▶ TASK: Extract every line that contains the string "DaySpentTraveling".

[Collected data entries]
--

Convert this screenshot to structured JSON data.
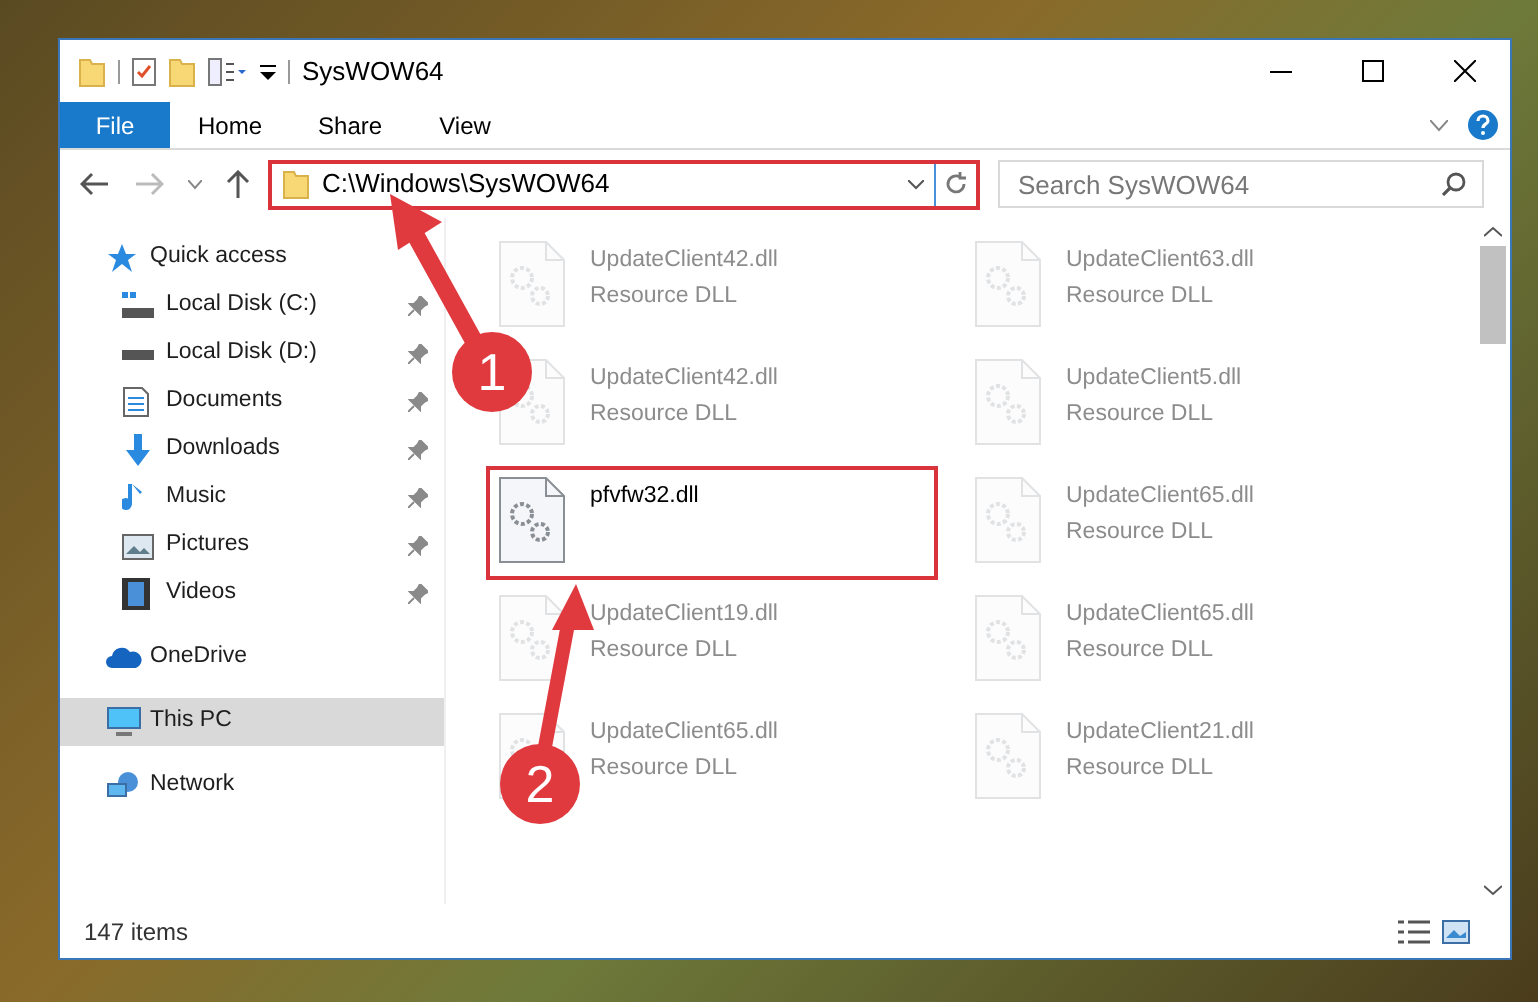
{
  "window": {
    "title": "SysWOW64"
  },
  "ribbon_tabs": [
    {
      "label": "File",
      "selected": true
    },
    {
      "label": "Home",
      "selected": false
    },
    {
      "label": "Share",
      "selected": false
    },
    {
      "label": "View",
      "selected": false
    }
  ],
  "address_bar": {
    "path": "C:\\Windows\\SysWOW64",
    "highlighted": true
  },
  "search": {
    "placeholder": "Search SysWOW64"
  },
  "sidebar": {
    "items": [
      {
        "label": "Quick access",
        "selected": false,
        "children": [
          {
            "label": "Local Disk (C:)",
            "pinned": true
          },
          {
            "label": "Local Disk (D:)",
            "pinned": true
          },
          {
            "label": "Documents",
            "pinned": true
          },
          {
            "label": "Downloads",
            "pinned": true
          },
          {
            "label": "Music",
            "pinned": true
          },
          {
            "label": "Pictures",
            "pinned": true
          },
          {
            "label": "Videos",
            "pinned": true
          }
        ]
      },
      {
        "label": "OneDrive",
        "selected": false
      },
      {
        "label": "This PC",
        "selected": true
      },
      {
        "label": "Network",
        "selected": false
      }
    ]
  },
  "files": {
    "columns": [
      [
        {
          "name": "UpdateClient42.dll",
          "type": "Resource DLL",
          "faded": true,
          "highlighted": false
        },
        {
          "name": "UpdateClient42.dll",
          "type": "Resource DLL",
          "faded": true,
          "highlighted": false
        },
        {
          "name": "pfvfw32.dll",
          "faded": false,
          "highlighted": true
        },
        {
          "name": "UpdateClient19.dll",
          "type": "Resource DLL",
          "faded": true,
          "highlighted": false
        },
        {
          "name": "UpdateClient65.dll",
          "type": "Resource DLL",
          "faded": true,
          "highlighted": false
        }
      ],
      [
        {
          "name": "UpdateClient63.dll",
          "type": "Resource DLL",
          "faded": true,
          "highlighted": false
        },
        {
          "name": "UpdateClient5.dll",
          "type": "Resource DLL",
          "faded": true,
          "highlighted": false
        },
        {
          "name": "UpdateClient65.dll",
          "type": "Resource DLL",
          "faded": true,
          "highlighted": false
        },
        {
          "name": "UpdateClient65.dll",
          "type": "Resource DLL",
          "faded": true,
          "highlighted": false
        },
        {
          "name": "UpdateClient21.dll",
          "type": "Resource DLL",
          "faded": true,
          "highlighted": false
        }
      ]
    ]
  },
  "status_bar": {
    "item_count": "147 items"
  },
  "annotations": [
    {
      "label": "1"
    },
    {
      "label": "2"
    }
  ]
}
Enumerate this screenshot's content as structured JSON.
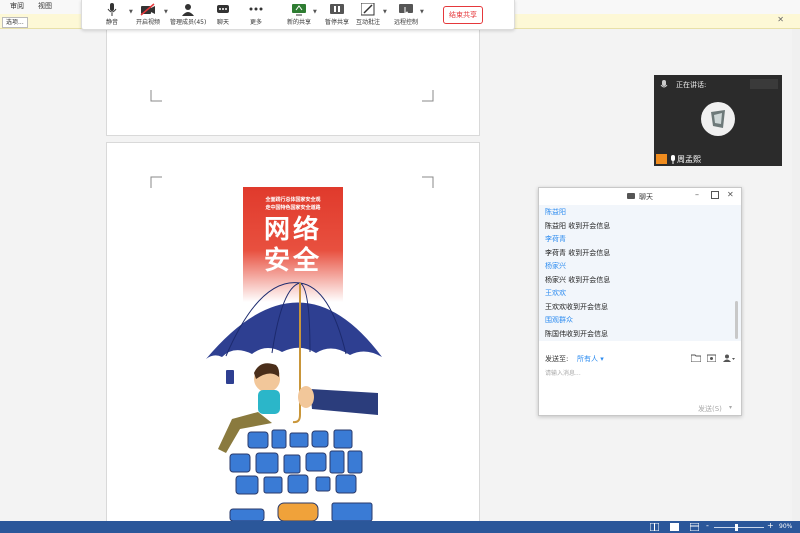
{
  "ribbon": {
    "tabs": [
      "审阅",
      "视图"
    ]
  },
  "yellowbar": {
    "button": "选项..."
  },
  "toolbar": {
    "buttons": [
      "静音",
      "开启视频",
      "管理成员(45)",
      "聊天",
      "更多",
      "新的共享",
      "暂停共享",
      "互动批注",
      "远程控制"
    ],
    "end_button": "结束共享"
  },
  "speaking": {
    "label": "正在讲话:",
    "user": "周孟熙"
  },
  "poster": {
    "line1": "全面践行总体国家安全观",
    "line2": "走中国特色国家安全道路",
    "title1": "网络",
    "title2": "安全"
  },
  "chat": {
    "title": "聊天",
    "messages": [
      {
        "type": "name",
        "text": "陈益阳"
      },
      {
        "type": "text",
        "text": "陈益阳 收到开会信息"
      },
      {
        "type": "name",
        "text": "李荷青"
      },
      {
        "type": "text",
        "text": "李荷青 收到开会信息"
      },
      {
        "type": "name",
        "text": "杨家兴"
      },
      {
        "type": "text",
        "text": "杨家兴  收到开会信息"
      },
      {
        "type": "name",
        "text": "王欢欢"
      },
      {
        "type": "text",
        "text": "王欢欢收到开会信息"
      },
      {
        "type": "name",
        "text": "围观群众"
      },
      {
        "type": "text",
        "text": "陈国伟收到开会信息"
      }
    ],
    "send_to_label": "发送至:",
    "send_to_value": "所有人",
    "input_placeholder": "请输入消息...",
    "send_label": "发送(S)"
  },
  "statusbar": {
    "zoom": "90%"
  },
  "colors": {
    "accent": "#2d8cf0",
    "end": "#e5383b",
    "status": "#2b579a",
    "poster_red": "#e03a2c",
    "umbrella": "#2e3f91"
  }
}
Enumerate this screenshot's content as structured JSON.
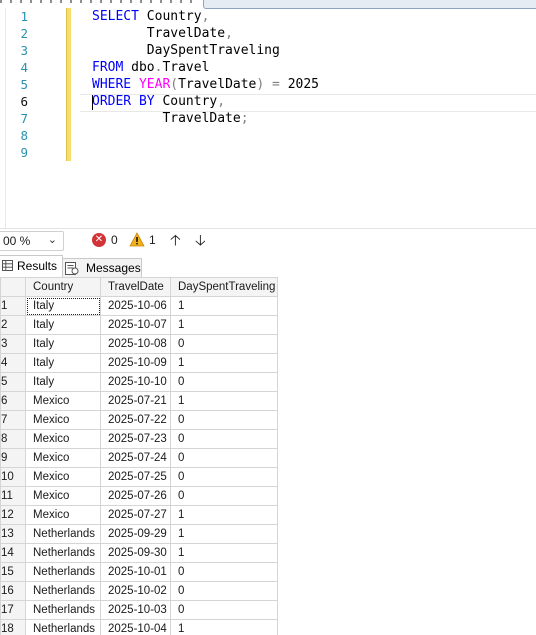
{
  "editor": {
    "lines": [
      {
        "num": "1",
        "tokens": [
          {
            "t": "SELECT",
            "c": "kw"
          },
          {
            "t": " Country",
            "c": "id"
          },
          {
            "t": ",",
            "c": "op"
          }
        ]
      },
      {
        "num": "2",
        "tokens": [
          {
            "t": "       TravelDate",
            "c": "id"
          },
          {
            "t": ",",
            "c": "op"
          }
        ]
      },
      {
        "num": "3",
        "tokens": [
          {
            "t": "       DaySpentTraveling",
            "c": "id"
          }
        ]
      },
      {
        "num": "4",
        "tokens": [
          {
            "t": "FROM",
            "c": "kw"
          },
          {
            "t": " dbo",
            "c": "id"
          },
          {
            "t": ".",
            "c": "op"
          },
          {
            "t": "Travel",
            "c": "id"
          }
        ]
      },
      {
        "num": "5",
        "tokens": [
          {
            "t": "WHERE",
            "c": "kw"
          },
          {
            "t": " ",
            "c": "id"
          },
          {
            "t": "YEAR",
            "c": "fn"
          },
          {
            "t": "(",
            "c": "op"
          },
          {
            "t": "TravelDate",
            "c": "id"
          },
          {
            "t": ")",
            "c": "op"
          },
          {
            "t": " = ",
            "c": "op"
          },
          {
            "t": "2025",
            "c": "id"
          }
        ]
      },
      {
        "num": "6",
        "tokens": [
          {
            "t": "ORDER BY",
            "c": "kw"
          },
          {
            "t": " Country",
            "c": "id"
          },
          {
            "t": ",",
            "c": "op"
          }
        ]
      },
      {
        "num": "7",
        "tokens": [
          {
            "t": "         TravelDate",
            "c": "id"
          },
          {
            "t": ";",
            "c": "op"
          }
        ]
      },
      {
        "num": "8",
        "tokens": []
      },
      {
        "num": "9",
        "tokens": []
      }
    ]
  },
  "statusbar": {
    "zoom": "00 %",
    "errors": "0",
    "warnings": "1"
  },
  "tabs": {
    "results_label": "Results",
    "messages_label": "Messages"
  },
  "grid": {
    "columns": [
      "Country",
      "TravelDate",
      "DaySpentTraveling"
    ],
    "rows": [
      [
        "1",
        "Italy",
        "2025-10-06",
        "1"
      ],
      [
        "2",
        "Italy",
        "2025-10-07",
        "1"
      ],
      [
        "3",
        "Italy",
        "2025-10-08",
        "0"
      ],
      [
        "4",
        "Italy",
        "2025-10-09",
        "1"
      ],
      [
        "5",
        "Italy",
        "2025-10-10",
        "0"
      ],
      [
        "6",
        "Mexico",
        "2025-07-21",
        "1"
      ],
      [
        "7",
        "Mexico",
        "2025-07-22",
        "0"
      ],
      [
        "8",
        "Mexico",
        "2025-07-23",
        "0"
      ],
      [
        "9",
        "Mexico",
        "2025-07-24",
        "0"
      ],
      [
        "10",
        "Mexico",
        "2025-07-25",
        "0"
      ],
      [
        "11",
        "Mexico",
        "2025-07-26",
        "0"
      ],
      [
        "12",
        "Mexico",
        "2025-07-27",
        "1"
      ],
      [
        "13",
        "Netherlands",
        "2025-09-29",
        "1"
      ],
      [
        "14",
        "Netherlands",
        "2025-09-30",
        "1"
      ],
      [
        "15",
        "Netherlands",
        "2025-10-01",
        "0"
      ],
      [
        "16",
        "Netherlands",
        "2025-10-02",
        "0"
      ],
      [
        "17",
        "Netherlands",
        "2025-10-03",
        "0"
      ],
      [
        "18",
        "Netherlands",
        "2025-10-04",
        "1"
      ]
    ]
  }
}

--

▶ EXPECTED ANSWER:
            "t": "       DaySpentTraveling",
      "DaySpentTraveling"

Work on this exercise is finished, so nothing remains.